Supplied data
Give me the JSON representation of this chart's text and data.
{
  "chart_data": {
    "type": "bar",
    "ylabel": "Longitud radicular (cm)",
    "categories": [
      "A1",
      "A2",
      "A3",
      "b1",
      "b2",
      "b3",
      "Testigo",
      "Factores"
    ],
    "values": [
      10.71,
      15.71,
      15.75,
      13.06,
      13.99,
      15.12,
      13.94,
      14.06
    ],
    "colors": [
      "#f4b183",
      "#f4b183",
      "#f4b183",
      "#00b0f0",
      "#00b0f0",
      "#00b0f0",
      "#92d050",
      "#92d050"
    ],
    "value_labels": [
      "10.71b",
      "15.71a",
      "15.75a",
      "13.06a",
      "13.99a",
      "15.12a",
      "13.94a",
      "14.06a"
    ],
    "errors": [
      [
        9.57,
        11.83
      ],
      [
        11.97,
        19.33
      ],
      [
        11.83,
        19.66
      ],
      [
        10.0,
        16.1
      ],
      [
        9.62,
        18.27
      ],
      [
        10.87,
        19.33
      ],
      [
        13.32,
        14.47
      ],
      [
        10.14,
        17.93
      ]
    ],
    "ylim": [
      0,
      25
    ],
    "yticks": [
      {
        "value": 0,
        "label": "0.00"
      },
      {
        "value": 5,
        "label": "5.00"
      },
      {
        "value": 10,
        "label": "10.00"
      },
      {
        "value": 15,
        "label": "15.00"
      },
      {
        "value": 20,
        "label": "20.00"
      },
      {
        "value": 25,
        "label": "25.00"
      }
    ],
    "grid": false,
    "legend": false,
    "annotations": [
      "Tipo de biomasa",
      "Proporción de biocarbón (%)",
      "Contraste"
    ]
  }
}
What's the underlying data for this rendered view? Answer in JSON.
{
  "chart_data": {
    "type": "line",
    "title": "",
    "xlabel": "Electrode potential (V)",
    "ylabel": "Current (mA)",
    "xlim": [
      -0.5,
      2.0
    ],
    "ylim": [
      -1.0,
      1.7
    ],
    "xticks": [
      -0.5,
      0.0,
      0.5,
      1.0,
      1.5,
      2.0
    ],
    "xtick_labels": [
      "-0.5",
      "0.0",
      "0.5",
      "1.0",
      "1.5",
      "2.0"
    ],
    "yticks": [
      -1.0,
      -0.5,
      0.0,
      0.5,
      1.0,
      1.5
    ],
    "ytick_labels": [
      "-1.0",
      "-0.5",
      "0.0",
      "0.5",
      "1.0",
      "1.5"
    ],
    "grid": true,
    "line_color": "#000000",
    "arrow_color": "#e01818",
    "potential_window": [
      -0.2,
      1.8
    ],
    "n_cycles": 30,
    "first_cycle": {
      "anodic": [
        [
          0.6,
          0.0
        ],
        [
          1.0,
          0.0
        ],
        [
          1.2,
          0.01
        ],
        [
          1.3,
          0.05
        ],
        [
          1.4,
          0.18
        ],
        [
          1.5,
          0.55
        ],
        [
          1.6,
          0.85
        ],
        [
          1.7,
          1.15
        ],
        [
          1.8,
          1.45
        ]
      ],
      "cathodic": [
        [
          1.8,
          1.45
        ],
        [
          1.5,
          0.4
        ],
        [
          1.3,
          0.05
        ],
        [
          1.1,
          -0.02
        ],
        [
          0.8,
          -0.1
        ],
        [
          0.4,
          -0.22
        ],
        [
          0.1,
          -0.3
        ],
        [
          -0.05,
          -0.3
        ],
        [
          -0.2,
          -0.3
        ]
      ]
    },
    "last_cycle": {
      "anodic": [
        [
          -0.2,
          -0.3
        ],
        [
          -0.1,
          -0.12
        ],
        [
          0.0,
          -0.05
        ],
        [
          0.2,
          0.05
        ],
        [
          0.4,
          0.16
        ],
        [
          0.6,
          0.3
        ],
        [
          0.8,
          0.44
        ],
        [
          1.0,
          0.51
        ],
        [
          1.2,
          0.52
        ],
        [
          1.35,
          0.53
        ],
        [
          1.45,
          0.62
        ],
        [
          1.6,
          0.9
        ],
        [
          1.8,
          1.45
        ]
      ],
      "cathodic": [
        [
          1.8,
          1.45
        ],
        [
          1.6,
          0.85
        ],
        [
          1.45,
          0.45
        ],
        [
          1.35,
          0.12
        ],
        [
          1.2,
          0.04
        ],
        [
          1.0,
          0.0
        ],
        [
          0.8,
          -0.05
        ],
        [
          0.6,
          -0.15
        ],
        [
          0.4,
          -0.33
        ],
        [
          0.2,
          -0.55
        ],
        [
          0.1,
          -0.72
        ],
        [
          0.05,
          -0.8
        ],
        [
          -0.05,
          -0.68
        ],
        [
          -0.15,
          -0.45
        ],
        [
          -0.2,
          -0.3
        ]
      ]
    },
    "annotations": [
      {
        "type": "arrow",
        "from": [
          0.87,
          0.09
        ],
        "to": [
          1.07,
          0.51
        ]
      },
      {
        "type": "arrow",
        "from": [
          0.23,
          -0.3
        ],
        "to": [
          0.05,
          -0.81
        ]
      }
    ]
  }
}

Given instruction
Extract the complete listing above, reproducing each line exactly.

Complete response
Give me the JSON representation of this chart's text and data.
{
  "chart_data": {
    "type": "bar",
    "ylabel": "Longitud radicular (cm)",
    "categories": [
      "A1",
      "A2",
      "A3",
      "b1",
      "b2",
      "b3",
      "Testigo",
      "Factores"
    ],
    "values": [
      10.71,
      15.71,
      15.75,
      13.06,
      13.99,
      15.12,
      13.94,
      14.06
    ],
    "colors": [
      "#f4b183",
      "#f4b183",
      "#f4b183",
      "#00b0f0",
      "#00b0f0",
      "#00b0f0",
      "#92d050",
      "#92d050"
    ],
    "value_labels": [
      "10.71b",
      "15.71a",
      "15.75a",
      "13.06a",
      "13.99a",
      "15.12a",
      "13.94a",
      "14.06a"
    ],
    "errors": [
      [
        9.57,
        11.83
      ],
      [
        11.97,
        19.33
      ],
      [
        11.83,
        19.66
      ],
      [
        10.0,
        16.1
      ],
      [
        9.62,
        18.27
      ],
      [
        10.87,
        19.33
      ],
      [
        13.32,
        14.47
      ],
      [
        10.14,
        17.93
      ]
    ],
    "ylim": [
      0,
      25
    ],
    "yticks": [
      {
        "value": 0,
        "label": "0.00"
      },
      {
        "value": 5,
        "label": "5.00"
      },
      {
        "value": 10,
        "label": "10.00"
      },
      {
        "value": 15,
        "label": "15.00"
      },
      {
        "value": 20,
        "label": "20.00"
      },
      {
        "value": 25,
        "label": "25.00"
      }
    ],
    "grid": false,
    "legend": false,
    "annotations": [
      "Tipo de biomasa",
      "Proporción de biocarbón (%)",
      "Contraste"
    ]
  }
}
What's the underlying data for this rendered view? Answer in JSON.
{
  "chart_data": {
    "type": "line",
    "title": "",
    "xlabel": "Electrode potential (V)",
    "ylabel": "Current (mA)",
    "xlim": [
      -0.5,
      2.0
    ],
    "ylim": [
      -1.0,
      1.7
    ],
    "xticks": [
      -0.5,
      0.0,
      0.5,
      1.0,
      1.5,
      2.0
    ],
    "xtick_labels": [
      "-0.5",
      "0.0",
      "0.5",
      "1.0",
      "1.5",
      "2.0"
    ],
    "yticks": [
      -1.0,
      -0.5,
      0.0,
      0.5,
      1.0,
      1.5
    ],
    "ytick_labels": [
      "-1.0",
      "-0.5",
      "0.0",
      "0.5",
      "1.0",
      "1.5"
    ],
    "grid": true,
    "line_color": "#000000",
    "arrow_color": "#e01818",
    "potential_window": [
      -0.2,
      1.8
    ],
    "n_cycles": 30,
    "first_cycle": {
      "anodic": [
        [
          0.6,
          0.0
        ],
        [
          1.0,
          0.0
        ],
        [
          1.2,
          0.01
        ],
        [
          1.3,
          0.05
        ],
        [
          1.4,
          0.18
        ],
        [
          1.5,
          0.55
        ],
        [
          1.6,
          0.85
        ],
        [
          1.7,
          1.15
        ],
        [
          1.8,
          1.45
        ]
      ],
      "cathodic": [
        [
          1.8,
          1.45
        ],
        [
          1.5,
          0.4
        ],
        [
          1.3,
          0.05
        ],
        [
          1.1,
          -0.02
        ],
        [
          0.8,
          -0.1
        ],
        [
          0.4,
          -0.22
        ],
        [
          0.1,
          -0.3
        ],
        [
          -0.05,
          -0.3
        ],
        [
          -0.2,
          -0.3
        ]
      ]
    },
    "last_cycle": {
      "anodic": [
        [
          -0.2,
          -0.3
        ],
        [
          -0.1,
          -0.12
        ],
        [
          0.0,
          -0.05
        ],
        [
          0.2,
          0.05
        ],
        [
          0.4,
          0.16
        ],
        [
          0.6,
          0.3
        ],
        [
          0.8,
          0.44
        ],
        [
          1.0,
          0.51
        ],
        [
          1.2,
          0.52
        ],
        [
          1.35,
          0.53
        ],
        [
          1.45,
          0.62
        ],
        [
          1.6,
          0.9
        ],
        [
          1.8,
          1.45
        ]
      ],
      "cathodic": [
        [
          1.8,
          1.45
        ],
        [
          1.6,
          0.85
        ],
        [
          1.45,
          0.45
        ],
        [
          1.35,
          0.12
        ],
        [
          1.2,
          0.04
        ],
        [
          1.0,
          0.0
        ],
        [
          0.8,
          -0.05
        ],
        [
          0.6,
          -0.15
        ],
        [
          0.4,
          -0.33
        ],
        [
          0.2,
          -0.55
        ],
        [
          0.1,
          -0.72
        ],
        [
          0.05,
          -0.8
        ],
        [
          -0.05,
          -0.68
        ],
        [
          -0.15,
          -0.45
        ],
        [
          -0.2,
          -0.3
        ]
      ]
    },
    "annotations": [
      {
        "type": "arrow",
        "from": [
          0.87,
          0.09
        ],
        "to": [
          1.07,
          0.51
        ]
      },
      {
        "type": "arrow",
        "from": [
          0.23,
          -0.3
        ],
        "to": [
          0.05,
          -0.81
        ]
      }
    ]
  }
}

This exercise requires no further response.